#### Task description
Pick out the lines below that include the string "Средней".

** BEGIN **

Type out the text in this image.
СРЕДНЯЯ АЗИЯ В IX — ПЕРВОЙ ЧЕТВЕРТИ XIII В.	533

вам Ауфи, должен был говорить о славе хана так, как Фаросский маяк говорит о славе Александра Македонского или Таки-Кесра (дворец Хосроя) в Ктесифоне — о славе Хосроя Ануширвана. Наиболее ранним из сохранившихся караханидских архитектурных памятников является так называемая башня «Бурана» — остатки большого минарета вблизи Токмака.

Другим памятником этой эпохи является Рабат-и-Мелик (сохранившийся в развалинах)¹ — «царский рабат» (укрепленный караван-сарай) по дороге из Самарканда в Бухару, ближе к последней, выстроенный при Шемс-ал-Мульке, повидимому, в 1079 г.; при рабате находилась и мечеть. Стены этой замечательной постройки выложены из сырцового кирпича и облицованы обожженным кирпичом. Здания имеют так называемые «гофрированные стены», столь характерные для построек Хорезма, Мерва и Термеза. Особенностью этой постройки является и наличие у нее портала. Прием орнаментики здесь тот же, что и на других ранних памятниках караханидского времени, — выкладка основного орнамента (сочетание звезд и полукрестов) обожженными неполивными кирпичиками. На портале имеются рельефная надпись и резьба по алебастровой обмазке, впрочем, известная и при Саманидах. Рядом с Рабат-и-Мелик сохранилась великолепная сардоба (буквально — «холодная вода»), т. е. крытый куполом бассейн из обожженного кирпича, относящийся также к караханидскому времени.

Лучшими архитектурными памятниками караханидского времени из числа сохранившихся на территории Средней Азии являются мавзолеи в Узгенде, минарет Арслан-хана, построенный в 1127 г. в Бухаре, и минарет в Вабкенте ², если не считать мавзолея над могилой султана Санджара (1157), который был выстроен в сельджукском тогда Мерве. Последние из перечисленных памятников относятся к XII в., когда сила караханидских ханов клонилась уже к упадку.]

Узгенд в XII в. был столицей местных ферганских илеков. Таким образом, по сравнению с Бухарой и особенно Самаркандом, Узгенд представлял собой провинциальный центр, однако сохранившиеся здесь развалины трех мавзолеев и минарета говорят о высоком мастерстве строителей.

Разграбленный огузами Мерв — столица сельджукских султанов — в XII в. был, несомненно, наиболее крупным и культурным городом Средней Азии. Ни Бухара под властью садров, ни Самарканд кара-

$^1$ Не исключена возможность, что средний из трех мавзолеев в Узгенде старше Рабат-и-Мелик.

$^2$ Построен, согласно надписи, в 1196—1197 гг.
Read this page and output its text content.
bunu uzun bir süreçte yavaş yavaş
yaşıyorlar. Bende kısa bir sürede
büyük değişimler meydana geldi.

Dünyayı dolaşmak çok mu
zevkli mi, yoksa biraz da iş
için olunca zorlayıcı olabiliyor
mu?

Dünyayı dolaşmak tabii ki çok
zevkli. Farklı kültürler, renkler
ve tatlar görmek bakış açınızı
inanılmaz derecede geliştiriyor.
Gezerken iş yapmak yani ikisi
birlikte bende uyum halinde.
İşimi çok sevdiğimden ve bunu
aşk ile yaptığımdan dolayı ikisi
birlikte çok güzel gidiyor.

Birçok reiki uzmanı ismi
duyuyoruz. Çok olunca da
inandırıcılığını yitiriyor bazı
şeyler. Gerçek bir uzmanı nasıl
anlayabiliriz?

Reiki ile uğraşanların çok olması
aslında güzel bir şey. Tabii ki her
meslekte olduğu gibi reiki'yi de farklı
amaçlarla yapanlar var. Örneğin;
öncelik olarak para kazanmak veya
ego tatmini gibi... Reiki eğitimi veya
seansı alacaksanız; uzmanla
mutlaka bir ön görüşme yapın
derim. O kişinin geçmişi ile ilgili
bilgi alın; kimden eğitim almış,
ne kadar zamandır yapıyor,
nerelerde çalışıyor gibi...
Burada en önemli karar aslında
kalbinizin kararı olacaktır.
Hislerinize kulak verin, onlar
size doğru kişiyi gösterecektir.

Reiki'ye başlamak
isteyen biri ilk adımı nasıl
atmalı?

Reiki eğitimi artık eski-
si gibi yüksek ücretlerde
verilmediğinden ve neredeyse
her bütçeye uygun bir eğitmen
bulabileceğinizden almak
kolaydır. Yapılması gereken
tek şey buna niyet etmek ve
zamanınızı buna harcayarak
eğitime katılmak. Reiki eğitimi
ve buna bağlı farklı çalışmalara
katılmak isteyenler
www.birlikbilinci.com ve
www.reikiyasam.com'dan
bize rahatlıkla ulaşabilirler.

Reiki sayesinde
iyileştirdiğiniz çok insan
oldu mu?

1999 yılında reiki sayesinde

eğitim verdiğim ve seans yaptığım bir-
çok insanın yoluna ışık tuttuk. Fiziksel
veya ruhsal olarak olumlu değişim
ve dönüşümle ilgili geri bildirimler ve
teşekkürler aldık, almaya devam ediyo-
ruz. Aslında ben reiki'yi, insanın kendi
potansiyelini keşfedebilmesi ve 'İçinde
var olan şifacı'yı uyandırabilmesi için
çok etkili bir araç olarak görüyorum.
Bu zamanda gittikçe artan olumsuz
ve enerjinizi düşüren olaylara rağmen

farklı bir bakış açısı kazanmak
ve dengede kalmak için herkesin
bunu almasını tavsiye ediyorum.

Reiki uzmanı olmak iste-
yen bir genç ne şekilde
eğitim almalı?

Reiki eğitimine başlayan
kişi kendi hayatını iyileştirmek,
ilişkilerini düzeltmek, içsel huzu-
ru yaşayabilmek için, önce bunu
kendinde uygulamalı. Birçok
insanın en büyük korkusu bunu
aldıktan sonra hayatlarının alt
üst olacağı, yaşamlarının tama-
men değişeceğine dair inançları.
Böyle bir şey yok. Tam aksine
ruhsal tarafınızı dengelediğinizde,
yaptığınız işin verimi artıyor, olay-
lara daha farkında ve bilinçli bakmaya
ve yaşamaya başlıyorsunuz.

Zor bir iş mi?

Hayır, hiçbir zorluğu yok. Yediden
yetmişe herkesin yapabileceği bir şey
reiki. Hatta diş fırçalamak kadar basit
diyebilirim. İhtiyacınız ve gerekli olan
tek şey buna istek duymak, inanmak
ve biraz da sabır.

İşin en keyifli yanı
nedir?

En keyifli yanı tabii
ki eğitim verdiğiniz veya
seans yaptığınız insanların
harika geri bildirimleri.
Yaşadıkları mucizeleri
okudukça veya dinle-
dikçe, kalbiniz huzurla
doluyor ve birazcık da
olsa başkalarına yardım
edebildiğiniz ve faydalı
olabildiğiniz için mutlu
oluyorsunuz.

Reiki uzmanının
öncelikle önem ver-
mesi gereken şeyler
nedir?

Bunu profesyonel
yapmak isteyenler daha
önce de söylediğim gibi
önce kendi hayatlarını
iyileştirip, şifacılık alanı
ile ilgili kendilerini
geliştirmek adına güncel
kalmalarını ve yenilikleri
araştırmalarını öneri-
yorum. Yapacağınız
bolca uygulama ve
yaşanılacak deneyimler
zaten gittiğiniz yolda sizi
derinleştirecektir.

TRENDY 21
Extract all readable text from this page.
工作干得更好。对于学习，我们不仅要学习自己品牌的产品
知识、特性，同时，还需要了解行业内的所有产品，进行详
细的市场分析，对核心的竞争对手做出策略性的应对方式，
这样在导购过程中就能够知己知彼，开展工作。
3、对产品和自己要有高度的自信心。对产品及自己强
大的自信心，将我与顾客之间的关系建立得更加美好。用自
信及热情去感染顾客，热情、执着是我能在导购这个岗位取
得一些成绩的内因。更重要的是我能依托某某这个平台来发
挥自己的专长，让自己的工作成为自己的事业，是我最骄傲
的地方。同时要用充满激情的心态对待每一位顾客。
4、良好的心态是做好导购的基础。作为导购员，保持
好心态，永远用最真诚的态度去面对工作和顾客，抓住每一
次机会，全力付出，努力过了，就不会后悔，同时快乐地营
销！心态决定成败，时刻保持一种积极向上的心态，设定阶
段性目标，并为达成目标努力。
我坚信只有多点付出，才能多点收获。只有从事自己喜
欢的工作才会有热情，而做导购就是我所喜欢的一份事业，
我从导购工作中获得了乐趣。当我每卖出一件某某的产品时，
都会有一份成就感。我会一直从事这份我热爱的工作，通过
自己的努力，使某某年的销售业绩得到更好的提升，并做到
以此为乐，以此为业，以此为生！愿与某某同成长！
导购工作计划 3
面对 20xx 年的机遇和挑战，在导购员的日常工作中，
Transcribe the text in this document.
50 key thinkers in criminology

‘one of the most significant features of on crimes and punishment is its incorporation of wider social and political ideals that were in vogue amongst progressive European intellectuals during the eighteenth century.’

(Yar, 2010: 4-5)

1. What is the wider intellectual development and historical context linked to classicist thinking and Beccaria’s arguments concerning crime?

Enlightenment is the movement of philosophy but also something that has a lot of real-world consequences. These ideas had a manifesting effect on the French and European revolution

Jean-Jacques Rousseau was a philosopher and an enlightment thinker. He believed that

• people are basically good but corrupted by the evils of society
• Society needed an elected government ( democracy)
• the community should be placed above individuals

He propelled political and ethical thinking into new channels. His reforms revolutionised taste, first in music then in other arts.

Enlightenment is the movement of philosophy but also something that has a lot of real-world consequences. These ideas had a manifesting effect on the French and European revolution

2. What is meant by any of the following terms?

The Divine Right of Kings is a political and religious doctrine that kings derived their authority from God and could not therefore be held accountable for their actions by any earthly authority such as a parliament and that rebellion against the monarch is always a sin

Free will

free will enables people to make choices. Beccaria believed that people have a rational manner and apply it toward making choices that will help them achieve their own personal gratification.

** END **

#### Task answer
Лучшими архитектурными памятниками караханидского времени из числа сохранившихся на территории Средней Азии являются мавзолеи в Узгенде, минарет Арслан-хана, построенный в 1127 г. в Бухаре, и минарет в Вабкенте ², если не считать мавзолея над могилой султана Санджара (1157), который был выстроен в сельджукском тогда Мерве. Последние из перечисленных памятников относятся к XII в., когда сила караханидских ханов клонилась уже к упадку.]
Разграбленный огузами Мерв — столица сельджукских султанов — в XII в. был, несомненно, наиболее крупным и культурным городом Средней Азии. Ни Бухара под властью садров, ни Самарканд кара-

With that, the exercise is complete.